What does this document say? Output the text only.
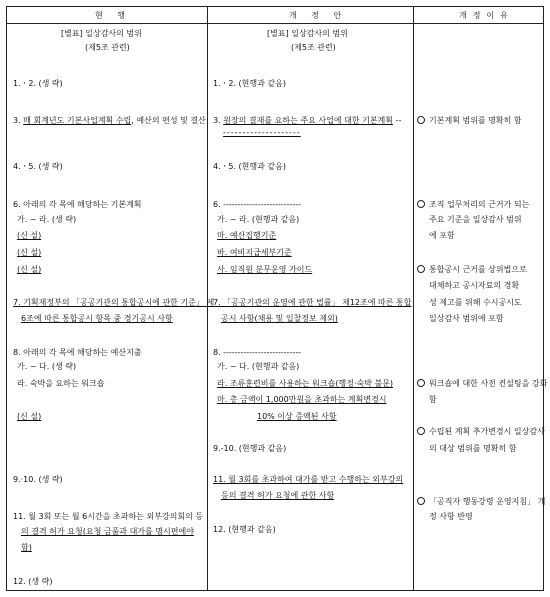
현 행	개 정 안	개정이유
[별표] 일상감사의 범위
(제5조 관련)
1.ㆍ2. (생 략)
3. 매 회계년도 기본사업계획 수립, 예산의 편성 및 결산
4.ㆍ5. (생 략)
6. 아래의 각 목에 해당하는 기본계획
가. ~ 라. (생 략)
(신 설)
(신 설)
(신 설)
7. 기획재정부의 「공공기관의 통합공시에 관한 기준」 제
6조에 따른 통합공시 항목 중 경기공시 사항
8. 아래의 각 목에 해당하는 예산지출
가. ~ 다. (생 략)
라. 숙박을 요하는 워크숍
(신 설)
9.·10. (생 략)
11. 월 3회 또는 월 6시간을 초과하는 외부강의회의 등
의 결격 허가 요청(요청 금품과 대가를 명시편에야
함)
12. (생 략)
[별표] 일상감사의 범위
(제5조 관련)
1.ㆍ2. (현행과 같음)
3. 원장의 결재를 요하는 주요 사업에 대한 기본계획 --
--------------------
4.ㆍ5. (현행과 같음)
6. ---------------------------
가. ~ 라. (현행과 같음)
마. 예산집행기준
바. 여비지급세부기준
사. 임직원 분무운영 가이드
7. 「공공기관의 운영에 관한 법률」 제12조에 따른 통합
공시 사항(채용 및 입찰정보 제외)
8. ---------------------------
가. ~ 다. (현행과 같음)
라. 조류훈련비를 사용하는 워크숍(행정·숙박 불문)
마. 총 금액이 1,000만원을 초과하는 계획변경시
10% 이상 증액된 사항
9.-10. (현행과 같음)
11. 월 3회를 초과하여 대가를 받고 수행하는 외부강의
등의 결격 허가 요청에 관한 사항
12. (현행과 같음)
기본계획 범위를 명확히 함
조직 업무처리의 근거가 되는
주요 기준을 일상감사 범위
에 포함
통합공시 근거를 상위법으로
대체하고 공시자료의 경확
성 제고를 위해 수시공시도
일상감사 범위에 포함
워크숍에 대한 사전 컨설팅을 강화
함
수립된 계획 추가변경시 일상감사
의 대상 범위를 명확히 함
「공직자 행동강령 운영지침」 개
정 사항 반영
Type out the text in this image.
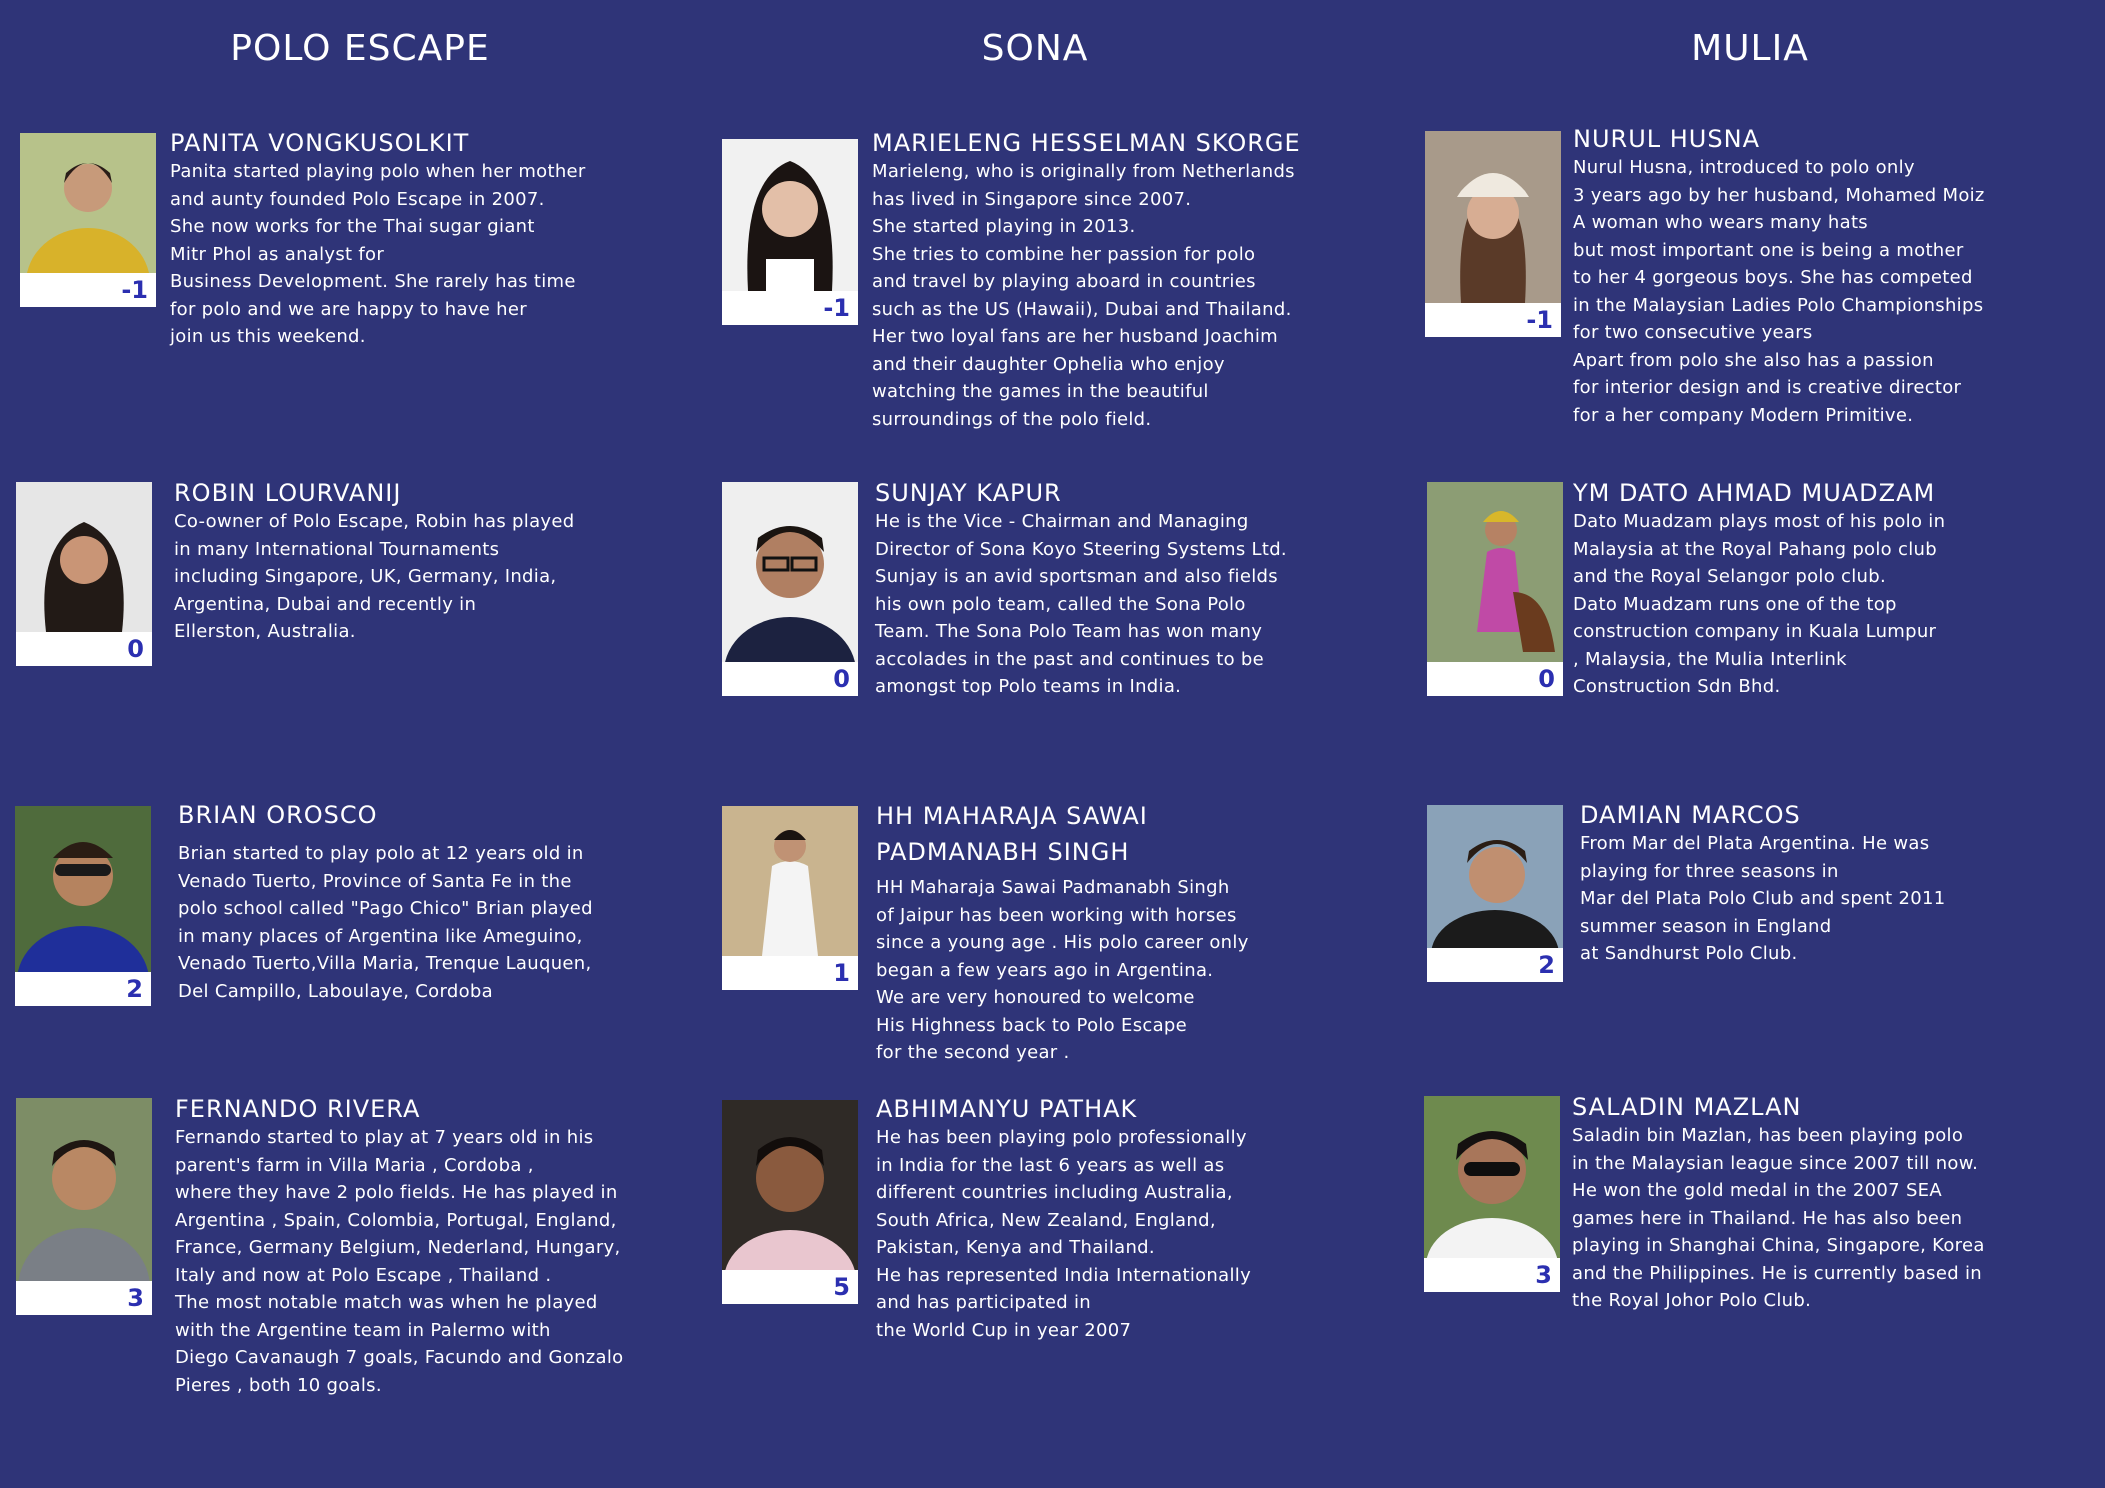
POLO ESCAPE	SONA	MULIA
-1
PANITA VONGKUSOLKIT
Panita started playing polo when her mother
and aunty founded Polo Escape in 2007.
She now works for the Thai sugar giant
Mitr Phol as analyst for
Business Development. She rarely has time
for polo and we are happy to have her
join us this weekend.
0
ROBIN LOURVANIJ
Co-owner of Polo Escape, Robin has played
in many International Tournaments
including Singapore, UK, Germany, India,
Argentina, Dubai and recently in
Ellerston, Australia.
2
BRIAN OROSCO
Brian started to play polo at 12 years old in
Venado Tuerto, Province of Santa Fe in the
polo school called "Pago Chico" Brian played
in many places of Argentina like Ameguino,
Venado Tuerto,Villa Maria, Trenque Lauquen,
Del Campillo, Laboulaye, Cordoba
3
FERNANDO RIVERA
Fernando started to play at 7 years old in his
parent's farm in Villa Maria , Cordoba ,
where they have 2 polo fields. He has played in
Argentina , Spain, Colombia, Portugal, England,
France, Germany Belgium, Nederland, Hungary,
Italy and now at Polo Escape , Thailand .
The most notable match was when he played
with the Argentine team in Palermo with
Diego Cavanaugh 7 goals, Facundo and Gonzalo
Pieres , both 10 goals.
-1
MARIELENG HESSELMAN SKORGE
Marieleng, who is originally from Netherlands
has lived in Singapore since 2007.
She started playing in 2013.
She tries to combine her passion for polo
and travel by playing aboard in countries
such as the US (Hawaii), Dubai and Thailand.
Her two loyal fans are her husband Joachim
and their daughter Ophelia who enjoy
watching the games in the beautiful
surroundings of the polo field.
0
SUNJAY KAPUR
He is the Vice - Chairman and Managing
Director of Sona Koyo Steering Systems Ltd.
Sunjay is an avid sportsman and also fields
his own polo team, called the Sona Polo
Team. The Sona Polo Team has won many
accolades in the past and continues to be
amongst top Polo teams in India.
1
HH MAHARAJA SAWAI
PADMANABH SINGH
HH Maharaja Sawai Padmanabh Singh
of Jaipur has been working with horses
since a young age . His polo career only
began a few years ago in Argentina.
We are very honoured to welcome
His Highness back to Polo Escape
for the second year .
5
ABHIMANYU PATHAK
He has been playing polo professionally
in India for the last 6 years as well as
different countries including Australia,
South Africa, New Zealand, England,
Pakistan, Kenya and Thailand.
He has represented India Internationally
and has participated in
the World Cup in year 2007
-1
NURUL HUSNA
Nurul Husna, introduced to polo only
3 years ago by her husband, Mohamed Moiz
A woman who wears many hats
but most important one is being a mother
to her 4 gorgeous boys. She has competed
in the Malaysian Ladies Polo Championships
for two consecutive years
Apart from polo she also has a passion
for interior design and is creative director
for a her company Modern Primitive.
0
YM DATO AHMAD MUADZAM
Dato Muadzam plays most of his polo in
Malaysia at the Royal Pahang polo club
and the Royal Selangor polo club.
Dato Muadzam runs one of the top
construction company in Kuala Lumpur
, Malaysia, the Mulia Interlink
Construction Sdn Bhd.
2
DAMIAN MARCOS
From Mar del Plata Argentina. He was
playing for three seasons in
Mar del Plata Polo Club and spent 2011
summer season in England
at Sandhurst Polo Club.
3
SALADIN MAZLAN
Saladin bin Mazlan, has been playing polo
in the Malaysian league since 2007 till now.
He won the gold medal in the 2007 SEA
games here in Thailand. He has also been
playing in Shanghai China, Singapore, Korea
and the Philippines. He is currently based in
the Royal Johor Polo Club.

==

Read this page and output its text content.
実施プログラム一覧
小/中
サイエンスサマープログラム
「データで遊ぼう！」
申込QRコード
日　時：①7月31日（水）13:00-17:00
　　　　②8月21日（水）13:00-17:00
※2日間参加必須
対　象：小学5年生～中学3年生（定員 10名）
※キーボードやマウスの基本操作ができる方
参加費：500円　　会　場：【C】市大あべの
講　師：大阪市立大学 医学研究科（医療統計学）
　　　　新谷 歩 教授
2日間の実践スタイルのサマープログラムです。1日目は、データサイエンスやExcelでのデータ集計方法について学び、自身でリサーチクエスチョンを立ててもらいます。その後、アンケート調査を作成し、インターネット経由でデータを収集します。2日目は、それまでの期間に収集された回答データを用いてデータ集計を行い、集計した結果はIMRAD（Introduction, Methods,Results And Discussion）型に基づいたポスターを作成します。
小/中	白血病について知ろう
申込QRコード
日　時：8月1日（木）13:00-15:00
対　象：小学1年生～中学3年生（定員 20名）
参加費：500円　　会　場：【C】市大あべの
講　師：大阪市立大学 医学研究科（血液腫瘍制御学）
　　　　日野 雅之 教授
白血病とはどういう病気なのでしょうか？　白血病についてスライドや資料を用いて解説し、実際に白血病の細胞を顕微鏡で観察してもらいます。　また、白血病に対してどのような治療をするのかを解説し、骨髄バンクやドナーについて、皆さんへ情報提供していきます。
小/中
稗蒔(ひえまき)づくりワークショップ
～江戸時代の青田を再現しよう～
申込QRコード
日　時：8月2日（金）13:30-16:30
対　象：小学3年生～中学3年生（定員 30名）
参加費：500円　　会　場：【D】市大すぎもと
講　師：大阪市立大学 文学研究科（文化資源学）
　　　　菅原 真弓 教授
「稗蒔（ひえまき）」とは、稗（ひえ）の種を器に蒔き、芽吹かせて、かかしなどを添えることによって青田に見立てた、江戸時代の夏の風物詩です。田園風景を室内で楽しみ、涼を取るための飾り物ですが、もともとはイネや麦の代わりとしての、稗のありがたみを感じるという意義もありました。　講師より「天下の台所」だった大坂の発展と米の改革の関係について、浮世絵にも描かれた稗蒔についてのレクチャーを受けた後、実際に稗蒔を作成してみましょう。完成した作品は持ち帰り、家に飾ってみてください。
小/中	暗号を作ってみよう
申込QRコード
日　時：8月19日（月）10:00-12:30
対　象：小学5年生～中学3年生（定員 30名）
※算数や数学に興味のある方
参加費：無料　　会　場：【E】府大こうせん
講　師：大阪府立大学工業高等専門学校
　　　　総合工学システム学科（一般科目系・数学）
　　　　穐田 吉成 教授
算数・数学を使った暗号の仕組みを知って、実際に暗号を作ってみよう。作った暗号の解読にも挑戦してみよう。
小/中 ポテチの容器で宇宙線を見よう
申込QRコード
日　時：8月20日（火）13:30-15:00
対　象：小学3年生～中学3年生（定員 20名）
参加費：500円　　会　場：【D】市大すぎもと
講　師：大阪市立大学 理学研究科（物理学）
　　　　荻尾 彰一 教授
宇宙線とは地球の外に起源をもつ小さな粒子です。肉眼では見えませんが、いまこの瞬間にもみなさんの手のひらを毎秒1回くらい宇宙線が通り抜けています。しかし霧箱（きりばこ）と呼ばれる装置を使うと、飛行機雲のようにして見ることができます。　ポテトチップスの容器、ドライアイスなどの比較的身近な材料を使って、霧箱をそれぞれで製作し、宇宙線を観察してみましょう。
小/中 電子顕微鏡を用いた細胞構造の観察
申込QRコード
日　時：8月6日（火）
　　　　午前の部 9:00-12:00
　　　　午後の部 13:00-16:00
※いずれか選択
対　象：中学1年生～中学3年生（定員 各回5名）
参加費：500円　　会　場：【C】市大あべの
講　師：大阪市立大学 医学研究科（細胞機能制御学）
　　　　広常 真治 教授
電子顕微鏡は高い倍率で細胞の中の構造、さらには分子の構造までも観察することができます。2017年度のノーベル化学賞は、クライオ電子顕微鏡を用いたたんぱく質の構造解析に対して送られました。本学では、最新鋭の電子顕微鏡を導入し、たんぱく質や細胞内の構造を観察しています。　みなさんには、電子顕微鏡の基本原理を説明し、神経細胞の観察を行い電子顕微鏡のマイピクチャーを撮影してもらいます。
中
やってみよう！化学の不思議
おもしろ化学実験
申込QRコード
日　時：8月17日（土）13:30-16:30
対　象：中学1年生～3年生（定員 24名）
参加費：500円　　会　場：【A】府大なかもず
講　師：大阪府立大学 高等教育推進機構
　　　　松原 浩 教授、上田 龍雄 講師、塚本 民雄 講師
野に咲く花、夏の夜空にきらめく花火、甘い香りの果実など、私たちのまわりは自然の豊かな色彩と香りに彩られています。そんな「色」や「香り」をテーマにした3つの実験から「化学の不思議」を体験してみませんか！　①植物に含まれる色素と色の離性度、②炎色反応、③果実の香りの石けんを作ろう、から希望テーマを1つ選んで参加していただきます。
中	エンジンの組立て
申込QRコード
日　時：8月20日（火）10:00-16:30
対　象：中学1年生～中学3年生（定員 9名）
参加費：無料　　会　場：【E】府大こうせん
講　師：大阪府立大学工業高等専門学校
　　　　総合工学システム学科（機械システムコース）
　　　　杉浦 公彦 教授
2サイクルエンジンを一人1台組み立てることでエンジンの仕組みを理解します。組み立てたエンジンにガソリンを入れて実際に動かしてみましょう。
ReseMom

==

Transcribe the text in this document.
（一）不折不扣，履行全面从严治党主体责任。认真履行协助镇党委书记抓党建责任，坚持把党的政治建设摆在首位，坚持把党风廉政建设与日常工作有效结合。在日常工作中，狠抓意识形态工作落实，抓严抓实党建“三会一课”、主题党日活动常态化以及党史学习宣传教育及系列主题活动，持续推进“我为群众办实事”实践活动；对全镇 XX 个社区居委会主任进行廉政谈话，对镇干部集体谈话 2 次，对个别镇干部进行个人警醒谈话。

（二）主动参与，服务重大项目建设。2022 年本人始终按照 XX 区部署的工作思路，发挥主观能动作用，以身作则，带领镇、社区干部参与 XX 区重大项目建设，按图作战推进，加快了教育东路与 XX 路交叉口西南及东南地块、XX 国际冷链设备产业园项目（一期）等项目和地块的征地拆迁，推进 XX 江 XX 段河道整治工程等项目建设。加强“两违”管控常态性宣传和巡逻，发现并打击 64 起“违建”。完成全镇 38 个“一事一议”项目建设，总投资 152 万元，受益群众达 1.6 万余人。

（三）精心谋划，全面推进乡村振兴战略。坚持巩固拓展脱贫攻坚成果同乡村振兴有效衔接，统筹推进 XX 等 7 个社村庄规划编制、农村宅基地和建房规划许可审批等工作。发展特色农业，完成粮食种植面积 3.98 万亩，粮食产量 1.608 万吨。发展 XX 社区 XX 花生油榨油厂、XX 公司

SET EXERCISE
Give the number of lines above in which the word "also" occurs, with nothing else.

THE SOLUTION
3